* What the task asks: Copy out all lines with the word "PRIYANKA" in them.

(Entries with figure data)
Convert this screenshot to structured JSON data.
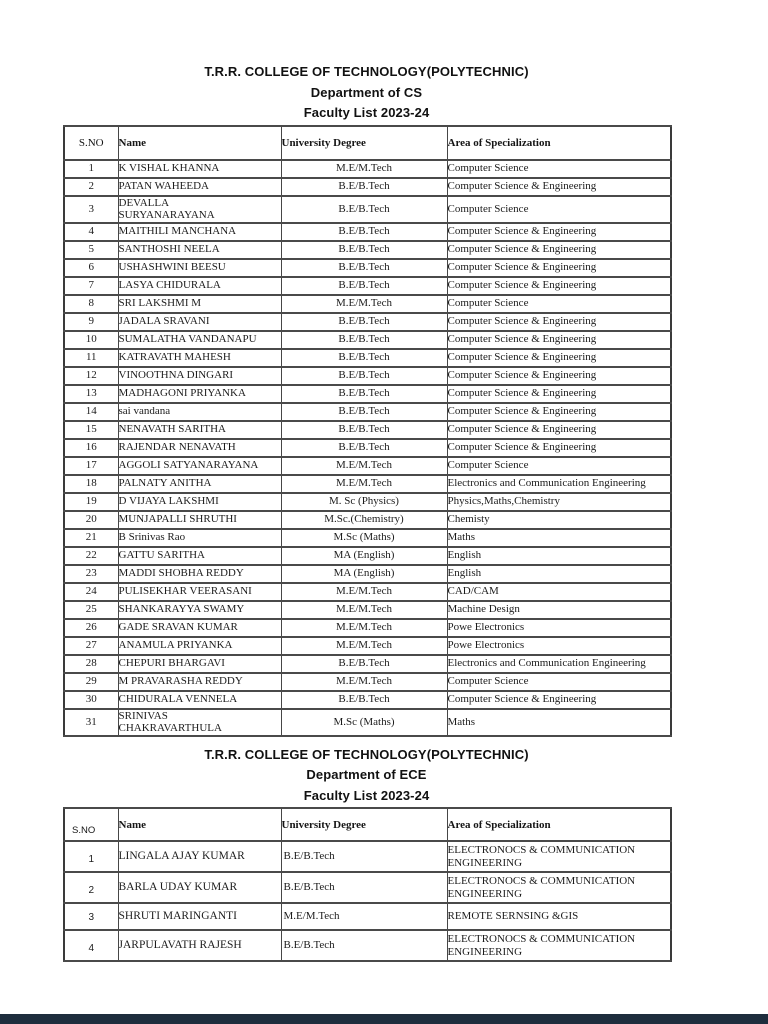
{
  "viewer": {
    "bottom_bar_color": "#1e2d3d"
  },
  "sections": [
    {
      "title": "T.R.R. COLLEGE OF TECHNOLOGY(POLYTECHNIC)",
      "subtitle": "Department of CS",
      "list_title": "Faculty List 2023-24",
      "headers": {
        "sno": "S.NO",
        "name": "Name",
        "degree": "University Degree",
        "area": "Area of Specialization"
      },
      "rows": [
        {
          "sno": "1",
          "name": "K VISHAL KHANNA",
          "degree": "M.E/M.Tech",
          "area": "Computer Science"
        },
        {
          "sno": "2",
          "name": "PATAN WAHEEDA",
          "degree": "B.E/B.Tech",
          "area": "Computer Science & Engineering"
        },
        {
          "sno": "3",
          "name": "DEVALLA\nSURYANARAYANA",
          "degree": "B.E/B.Tech",
          "area": "Computer Science"
        },
        {
          "sno": "4",
          "name": "MAITHILI MANCHANA",
          "degree": "B.E/B.Tech",
          "area": "Computer Science & Engineering"
        },
        {
          "sno": "5",
          "name": "SANTHOSHI NEELA",
          "degree": "B.E/B.Tech",
          "area": "Computer Science & Engineering"
        },
        {
          "sno": "6",
          "name": "USHASHWINI BEESU",
          "degree": "B.E/B.Tech",
          "area": "Computer Science & Engineering"
        },
        {
          "sno": "7",
          "name": "LASYA CHIDURALA",
          "degree": "B.E/B.Tech",
          "area": "Computer Science & Engineering"
        },
        {
          "sno": "8",
          "name": "SRI LAKSHMI M",
          "degree": "M.E/M.Tech",
          "area": "Computer Science"
        },
        {
          "sno": "9",
          "name": "JADALA SRAVANI",
          "degree": "B.E/B.Tech",
          "area": "Computer Science & Engineering"
        },
        {
          "sno": "10",
          "name": "SUMALATHA VANDANAPU",
          "degree": "B.E/B.Tech",
          "area": "Computer Science & Engineering"
        },
        {
          "sno": "11",
          "name": "KATRAVATH MAHESH",
          "degree": "B.E/B.Tech",
          "area": "Computer Science & Engineering"
        },
        {
          "sno": "12",
          "name": "VINOOTHNA DINGARI",
          "degree": "B.E/B.Tech",
          "area": "Computer Science & Engineering"
        },
        {
          "sno": "13",
          "name": "MADHAGONI PRIYANKA",
          "degree": "B.E/B.Tech",
          "area": "Computer Science & Engineering"
        },
        {
          "sno": "14",
          "name": "sai vandana",
          "degree": "B.E/B.Tech",
          "area": "Computer Science & Engineering"
        },
        {
          "sno": "15",
          "name": "NENAVATH SARITHA",
          "degree": "B.E/B.Tech",
          "area": "Computer Science & Engineering"
        },
        {
          "sno": "16",
          "name": "RAJENDAR NENAVATH",
          "degree": "B.E/B.Tech",
          "area": "Computer Science & Engineering"
        },
        {
          "sno": "17",
          "name": "AGGOLI SATYANARAYANA",
          "degree": "M.E/M.Tech",
          "area": "Computer Science"
        },
        {
          "sno": "18",
          "name": "PALNATY ANITHA",
          "degree": "M.E/M.Tech",
          "area": "Electronics and Communication Engineering"
        },
        {
          "sno": "19",
          "name": "D VIJAYA LAKSHMI",
          "degree": "M. Sc (Physics)",
          "area": "Physics,Maths,Chemistry"
        },
        {
          "sno": "20",
          "name": "MUNJAPALLI SHRUTHI",
          "degree": "M.Sc.(Chemistry)",
          "area": "Chemisty"
        },
        {
          "sno": "21",
          "name": "B Srinivas Rao",
          "degree": "M.Sc (Maths)",
          "area": "Maths"
        },
        {
          "sno": "22",
          "name": "GATTU SARITHA",
          "degree": "MA (English)",
          "area": "English"
        },
        {
          "sno": "23",
          "name": "MADDI SHOBHA REDDY",
          "degree": "MA (English)",
          "area": "English"
        },
        {
          "sno": "24",
          "name": "PULISEKHAR VEERASANI",
          "degree": "M.E/M.Tech",
          "area": "CAD/CAM"
        },
        {
          "sno": "25",
          "name": "SHANKARAYYA SWAMY",
          "degree": "M.E/M.Tech",
          "area": "Machine Design"
        },
        {
          "sno": "26",
          "name": "GADE SRAVAN KUMAR",
          "degree": "M.E/M.Tech",
          "area": "Powe Electronics"
        },
        {
          "sno": "27",
          "name": "ANAMULA PRIYANKA",
          "degree": "M.E/M.Tech",
          "area": "Powe Electronics"
        },
        {
          "sno": "28",
          "name": "CHEPURI BHARGAVI",
          "degree": "B.E/B.Tech",
          "area": "Electronics and Communication Engineering"
        },
        {
          "sno": "29",
          "name": "M PRAVARASHA REDDY",
          "degree": "M.E/M.Tech",
          "area": "Computer Science"
        },
        {
          "sno": "30",
          "name": "CHIDURALA VENNELA",
          "degree": "B.E/B.Tech",
          "area": "Computer Science & Engineering"
        },
        {
          "sno": "31",
          "name": "SRINIVAS\nCHAKRAVARTHULA",
          "degree": "M.Sc (Maths)",
          "area": "Maths"
        }
      ]
    },
    {
      "title": "T.R.R. COLLEGE OF TECHNOLOGY(POLYTECHNIC)",
      "subtitle": "Department of ECE",
      "list_title": "Faculty List 2023-24",
      "headers": {
        "sno": "S.NO",
        "name": "Name",
        "degree": "University Degree",
        "area": "Area of Specialization"
      },
      "rows": [
        {
          "sno": "1",
          "name": "LINGALA AJAY KUMAR",
          "degree": "B.E/B.Tech",
          "area": "ELECTRONOCS & COMMUNICATION\nENGINEERING"
        },
        {
          "sno": "2",
          "name": "BARLA UDAY KUMAR",
          "degree": "B.E/B.Tech",
          "area": "ELECTRONOCS & COMMUNICATION\nENGINEERING"
        },
        {
          "sno": "3",
          "name": "SHRUTI MARINGANTI",
          "degree": "M.E/M.Tech",
          "area": "REMOTE SERNSING &GIS"
        },
        {
          "sno": "4",
          "name": "JARPULAVATH RAJESH",
          "degree": "B.E/B.Tech",
          "area": "ELECTRONOCS & COMMUNICATION\nENGINEERING"
        }
      ]
    }
  ]
}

* Expected answer:
          "name": "MADHAGONI PRIYANKA",
          "name": "ANAMULA PRIYANKA",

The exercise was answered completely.